### Exercise description
Write out the listing below exactly, and omit any images you find in it.

########

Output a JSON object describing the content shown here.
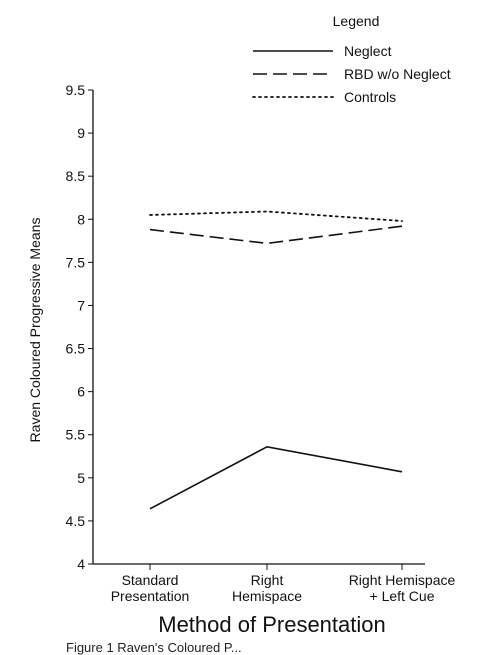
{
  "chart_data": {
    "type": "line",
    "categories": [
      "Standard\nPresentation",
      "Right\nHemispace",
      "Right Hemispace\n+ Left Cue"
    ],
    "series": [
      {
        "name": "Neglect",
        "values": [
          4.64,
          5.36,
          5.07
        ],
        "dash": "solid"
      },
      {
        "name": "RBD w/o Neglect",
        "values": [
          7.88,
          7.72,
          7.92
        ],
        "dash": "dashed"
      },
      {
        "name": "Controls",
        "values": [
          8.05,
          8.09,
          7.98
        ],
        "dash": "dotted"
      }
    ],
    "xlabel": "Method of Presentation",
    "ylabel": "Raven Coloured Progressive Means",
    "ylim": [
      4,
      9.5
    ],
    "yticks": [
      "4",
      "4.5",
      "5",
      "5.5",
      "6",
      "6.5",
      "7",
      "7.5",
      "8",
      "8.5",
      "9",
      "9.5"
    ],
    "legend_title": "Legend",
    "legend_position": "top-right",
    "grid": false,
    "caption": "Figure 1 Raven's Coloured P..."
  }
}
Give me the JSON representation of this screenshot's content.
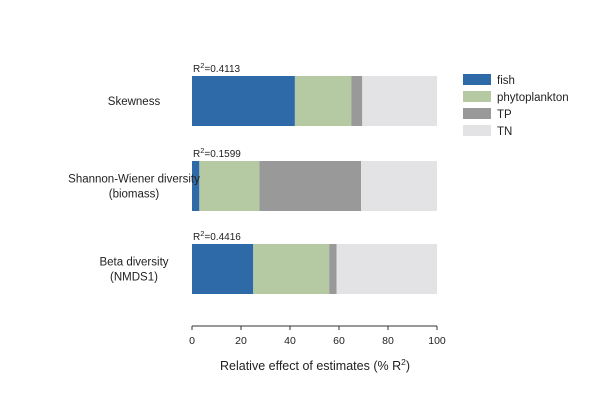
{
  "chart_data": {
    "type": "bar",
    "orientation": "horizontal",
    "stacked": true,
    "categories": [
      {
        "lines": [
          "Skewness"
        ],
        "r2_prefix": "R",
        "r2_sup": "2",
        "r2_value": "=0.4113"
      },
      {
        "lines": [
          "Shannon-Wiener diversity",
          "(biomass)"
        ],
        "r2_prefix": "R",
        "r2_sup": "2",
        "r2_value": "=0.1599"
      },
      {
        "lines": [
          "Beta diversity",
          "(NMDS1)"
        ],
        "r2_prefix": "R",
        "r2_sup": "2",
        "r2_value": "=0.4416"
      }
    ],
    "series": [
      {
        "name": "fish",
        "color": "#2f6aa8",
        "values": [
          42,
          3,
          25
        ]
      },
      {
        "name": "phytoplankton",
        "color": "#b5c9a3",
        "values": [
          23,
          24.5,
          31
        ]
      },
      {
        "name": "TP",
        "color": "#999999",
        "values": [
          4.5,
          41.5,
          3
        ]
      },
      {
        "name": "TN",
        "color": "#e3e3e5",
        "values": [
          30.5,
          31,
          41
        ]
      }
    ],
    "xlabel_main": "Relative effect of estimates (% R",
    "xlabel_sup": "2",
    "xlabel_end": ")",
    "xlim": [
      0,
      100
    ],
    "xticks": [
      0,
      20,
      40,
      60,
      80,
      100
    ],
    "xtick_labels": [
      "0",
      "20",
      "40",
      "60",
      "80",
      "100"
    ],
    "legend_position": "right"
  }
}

########

### Answer in full
Output a JSON object describing the content shown here.
{
  "chart_data": {
    "type": "line",
    "categories": [
      "Standard\nPresentation",
      "Right\nHemispace",
      "Right Hemispace\n+ Left Cue"
    ],
    "series": [
      {
        "name": "Neglect",
        "values": [
          4.64,
          5.36,
          5.07
        ],
        "dash": "solid"
      },
      {
        "name": "RBD w/o Neglect",
        "values": [
          7.88,
          7.72,
          7.92
        ],
        "dash": "dashed"
      },
      {
        "name": "Controls",
        "values": [
          8.05,
          8.09,
          7.98
        ],
        "dash": "dotted"
      }
    ],
    "xlabel": "Method of Presentation",
    "ylabel": "Raven Coloured Progressive Means",
    "ylim": [
      4,
      9.5
    ],
    "yticks": [
      "4",
      "4.5",
      "5",
      "5.5",
      "6",
      "6.5",
      "7",
      "7.5",
      "8",
      "8.5",
      "9",
      "9.5"
    ],
    "legend_title": "Legend",
    "legend_position": "top-right",
    "grid": false,
    "caption": "Figure 1 Raven's Coloured P..."
  }
}
Give me the JSON representation of this screenshot's content.
{
  "chart_data": {
    "type": "bar",
    "orientation": "horizontal",
    "stacked": true,
    "categories": [
      {
        "lines": [
          "Skewness"
        ],
        "r2_prefix": "R",
        "r2_sup": "2",
        "r2_value": "=0.4113"
      },
      {
        "lines": [
          "Shannon-Wiener diversity",
          "(biomass)"
        ],
        "r2_prefix": "R",
        "r2_sup": "2",
        "r2_value": "=0.1599"
      },
      {
        "lines": [
          "Beta diversity",
          "(NMDS1)"
        ],
        "r2_prefix": "R",
        "r2_sup": "2",
        "r2_value": "=0.4416"
      }
    ],
    "series": [
      {
        "name": "fish",
        "color": "#2f6aa8",
        "values": [
          42,
          3,
          25
        ]
      },
      {
        "name": "phytoplankton",
        "color": "#b5c9a3",
        "values": [
          23,
          24.5,
          31
        ]
      },
      {
        "name": "TP",
        "color": "#999999",
        "values": [
          4.5,
          41.5,
          3
        ]
      },
      {
        "name": "TN",
        "color": "#e3e3e5",
        "values": [
          30.5,
          31,
          41
        ]
      }
    ],
    "xlabel_main": "Relative effect of estimates (% R",
    "xlabel_sup": "2",
    "xlabel_end": ")",
    "xlim": [
      0,
      100
    ],
    "xticks": [
      0,
      20,
      40,
      60,
      80,
      100
    ],
    "xtick_labels": [
      "0",
      "20",
      "40",
      "60",
      "80",
      "100"
    ],
    "legend_position": "right"
  }
}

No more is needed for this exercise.